**SET PROBLEM**: Copy the data word for word, keeping every line.

**ROWS**:
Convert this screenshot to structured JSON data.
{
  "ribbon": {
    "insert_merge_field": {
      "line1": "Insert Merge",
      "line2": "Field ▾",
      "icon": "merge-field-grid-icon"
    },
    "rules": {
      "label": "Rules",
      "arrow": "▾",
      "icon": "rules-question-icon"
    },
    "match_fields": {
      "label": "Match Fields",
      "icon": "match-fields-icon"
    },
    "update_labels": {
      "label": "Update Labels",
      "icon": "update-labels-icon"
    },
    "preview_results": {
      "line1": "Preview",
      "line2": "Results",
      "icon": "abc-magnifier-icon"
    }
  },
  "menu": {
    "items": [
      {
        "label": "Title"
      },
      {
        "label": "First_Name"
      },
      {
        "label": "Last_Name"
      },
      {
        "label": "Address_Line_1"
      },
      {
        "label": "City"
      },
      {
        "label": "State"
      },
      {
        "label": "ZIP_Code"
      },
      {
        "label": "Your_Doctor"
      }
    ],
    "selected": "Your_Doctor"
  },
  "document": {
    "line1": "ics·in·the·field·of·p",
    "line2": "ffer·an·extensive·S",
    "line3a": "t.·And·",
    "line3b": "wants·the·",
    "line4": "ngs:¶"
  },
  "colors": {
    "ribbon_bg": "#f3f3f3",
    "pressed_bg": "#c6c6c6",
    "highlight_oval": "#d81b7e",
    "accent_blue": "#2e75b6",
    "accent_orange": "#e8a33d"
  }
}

**ANSWER TO THE EXERCISE**:
Convert this screenshot to structured JSON data.
{
  "ribbon": {
    "insert_merge_field": {
      "line1": "Insert Merge",
      "line2": "Field ▾",
      "icon": "merge-field-grid-icon"
    },
    "rules": {
      "label": "Rules",
      "arrow": "▾",
      "icon": "rules-question-icon"
    },
    "match_fields": {
      "label": "Match Fields",
      "icon": "match-fields-icon"
    },
    "update_labels": {
      "label": "Update Labels",
      "icon": "update-labels-icon"
    },
    "preview_results": {
      "line1": "Preview",
      "line2": "Results",
      "icon": "abc-magnifier-icon"
    }
  },
  "menu": {
    "items": [
      {
        "label": "Title"
      },
      {
        "label": "First_Name"
      },
      {
        "label": "Last_Name"
      },
      {
        "label": "Address_Line_1"
      },
      {
        "label": "City"
      },
      {
        "label": "State"
      },
      {
        "label": "ZIP_Code"
      },
      {
        "label": "Your_Doctor"
      }
    ],
    "selected": "Your_Doctor"
  },
  "document": {
    "line1": "ics·in·the·field·of·p",
    "line2": "ffer·an·extensive·S",
    "line3a": "t.·And·",
    "line3b": "wants·the·",
    "line4": "ngs:¶"
  },
  "colors": {
    "ribbon_bg": "#f3f3f3",
    "pressed_bg": "#c6c6c6",
    "highlight_oval": "#d81b7e",
    "accent_blue": "#2e75b6",
    "accent_orange": "#e8a33d"
  }
}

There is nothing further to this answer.